[A run of records]
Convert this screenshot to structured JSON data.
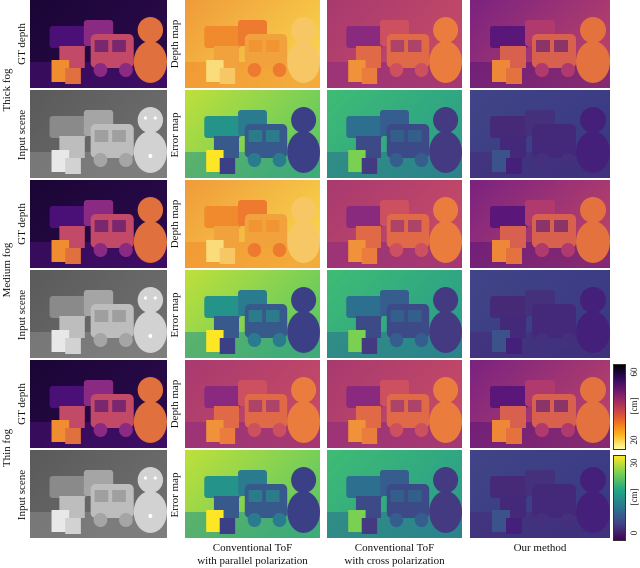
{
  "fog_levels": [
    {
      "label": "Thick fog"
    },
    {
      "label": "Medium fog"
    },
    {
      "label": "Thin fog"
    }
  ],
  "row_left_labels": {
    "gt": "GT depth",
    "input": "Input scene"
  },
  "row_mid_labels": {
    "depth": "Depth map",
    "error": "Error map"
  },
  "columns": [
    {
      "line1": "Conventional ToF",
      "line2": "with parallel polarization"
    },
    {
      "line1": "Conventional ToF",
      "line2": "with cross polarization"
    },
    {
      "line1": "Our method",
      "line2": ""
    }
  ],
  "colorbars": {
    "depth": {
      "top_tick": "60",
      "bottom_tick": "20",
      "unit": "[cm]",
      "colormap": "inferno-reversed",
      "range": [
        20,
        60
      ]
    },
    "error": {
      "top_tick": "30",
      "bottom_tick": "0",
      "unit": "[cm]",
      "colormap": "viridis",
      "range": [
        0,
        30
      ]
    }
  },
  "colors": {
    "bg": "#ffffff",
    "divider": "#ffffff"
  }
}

* * *

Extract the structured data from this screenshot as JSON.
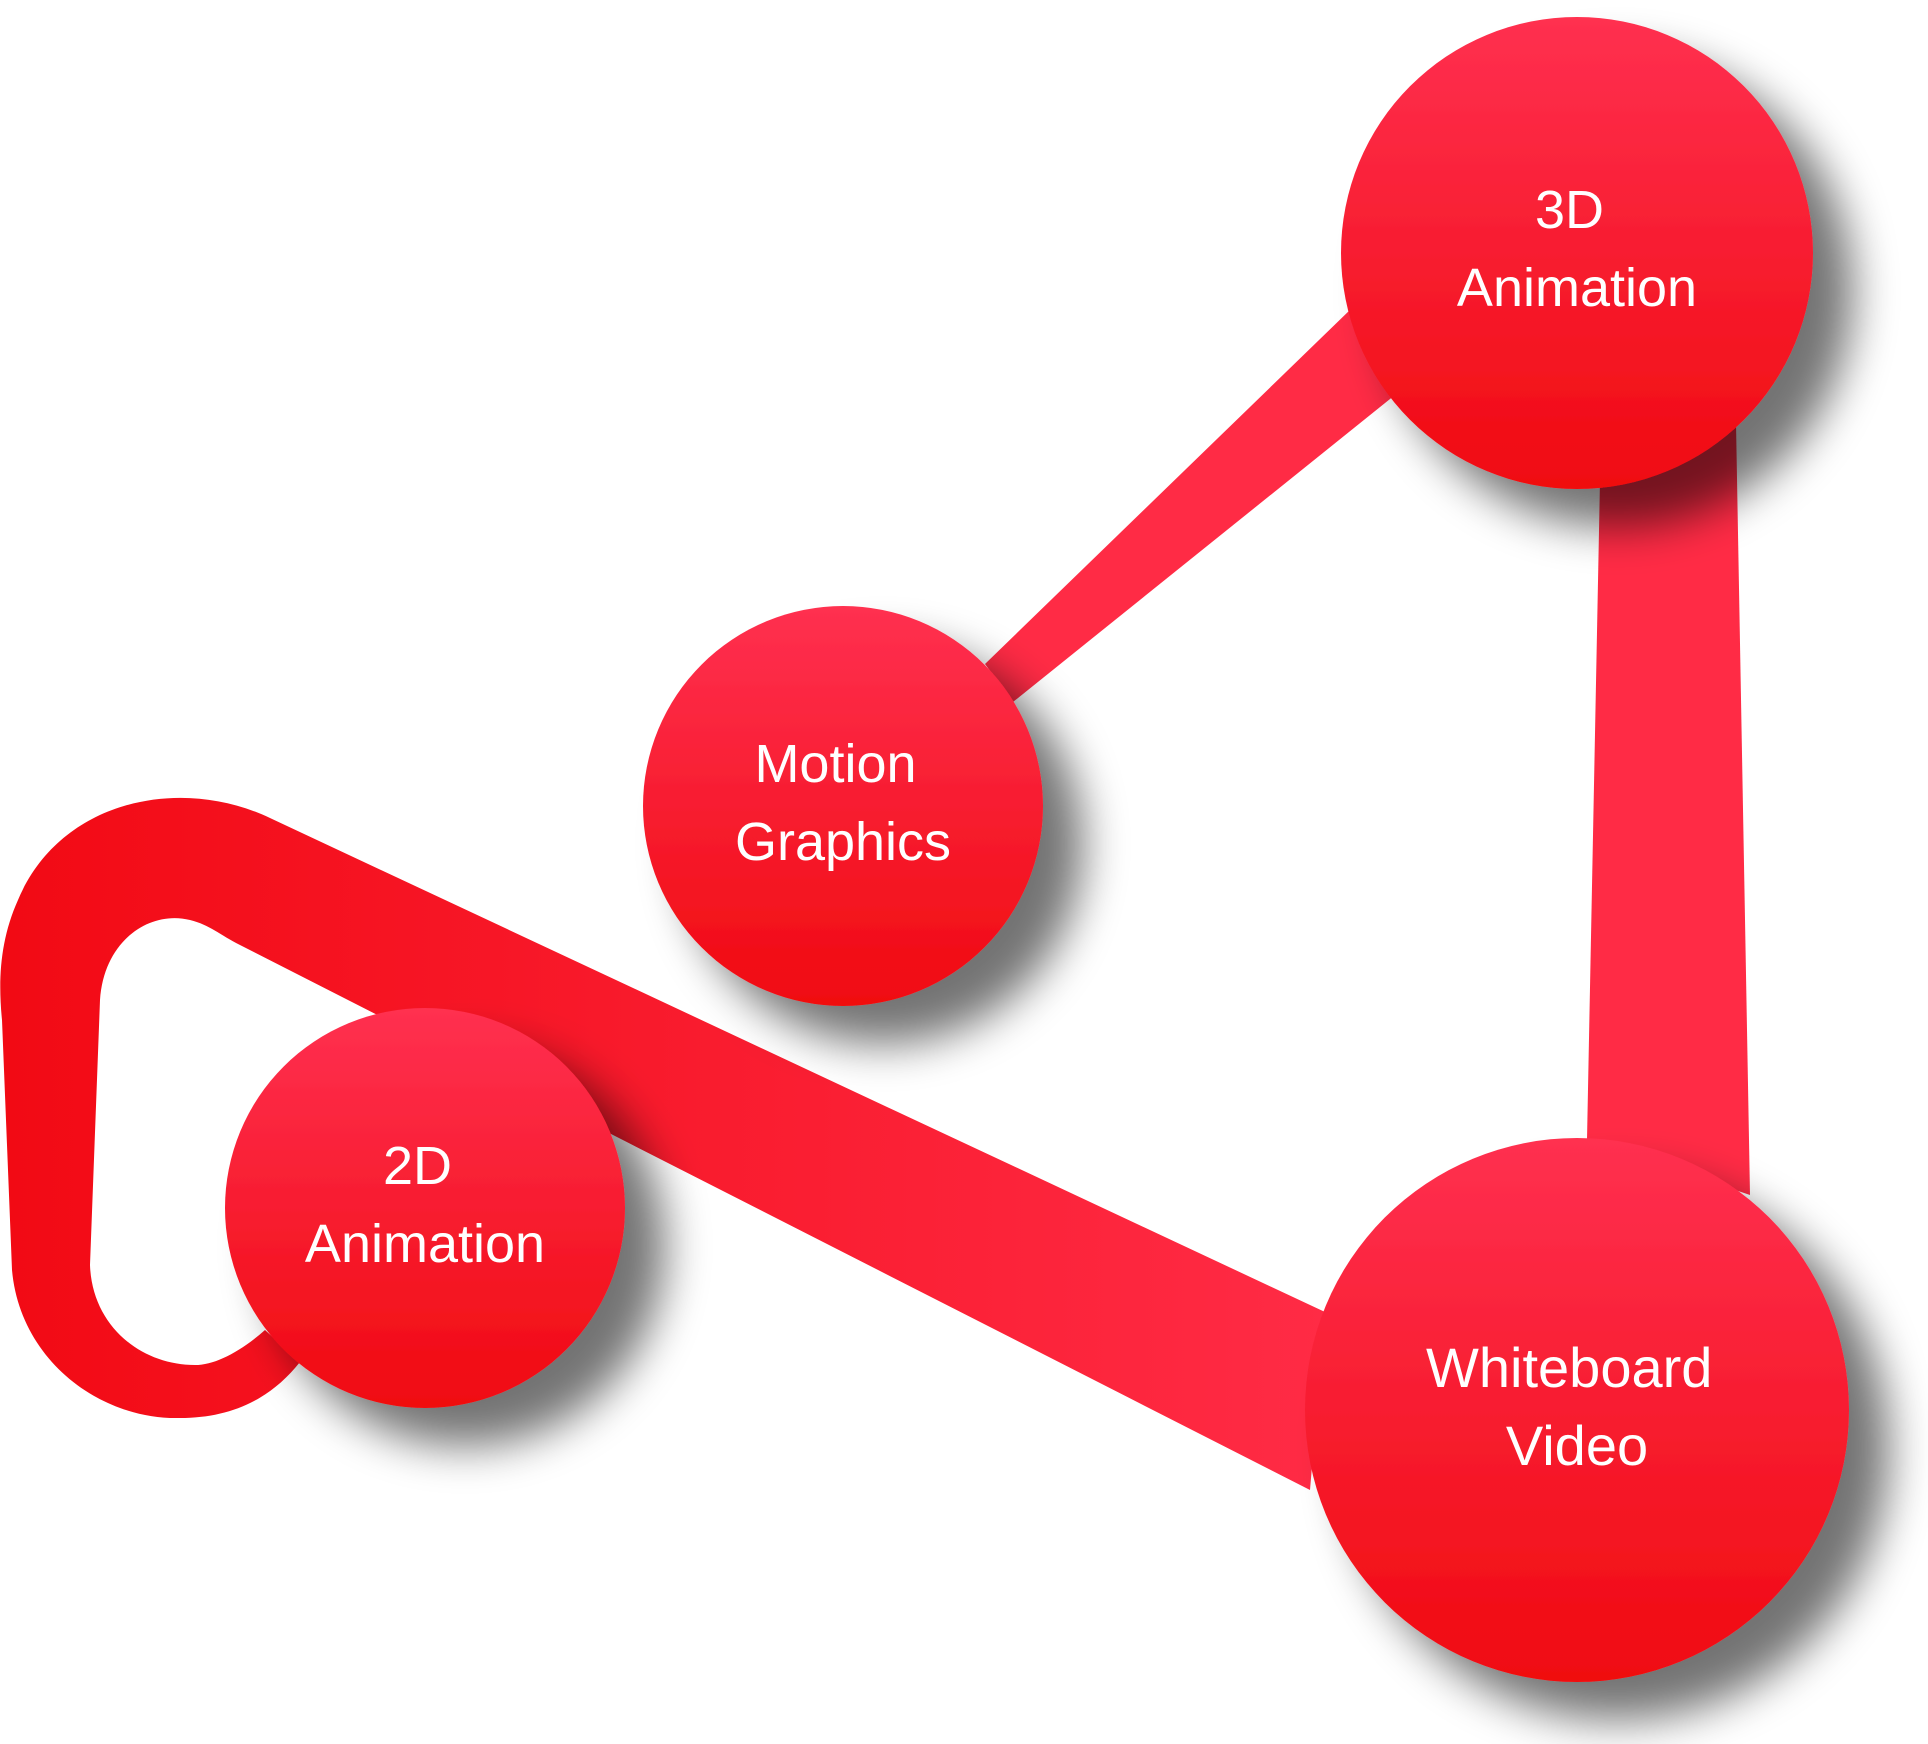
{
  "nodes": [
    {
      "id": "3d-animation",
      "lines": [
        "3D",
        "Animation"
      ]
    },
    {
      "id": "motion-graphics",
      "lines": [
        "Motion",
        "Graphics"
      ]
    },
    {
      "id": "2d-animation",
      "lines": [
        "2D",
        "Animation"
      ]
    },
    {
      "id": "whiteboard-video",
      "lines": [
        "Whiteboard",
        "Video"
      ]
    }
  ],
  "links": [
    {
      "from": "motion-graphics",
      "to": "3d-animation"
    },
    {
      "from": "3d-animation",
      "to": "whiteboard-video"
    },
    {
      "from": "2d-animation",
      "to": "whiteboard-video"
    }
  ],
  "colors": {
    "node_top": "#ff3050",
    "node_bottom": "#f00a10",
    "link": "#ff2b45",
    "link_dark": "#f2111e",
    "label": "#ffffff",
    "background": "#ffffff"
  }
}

*Stated goal*: How many of the lines above include the string "JSON"? Answer with the number only.

*Result of this exercise*: 2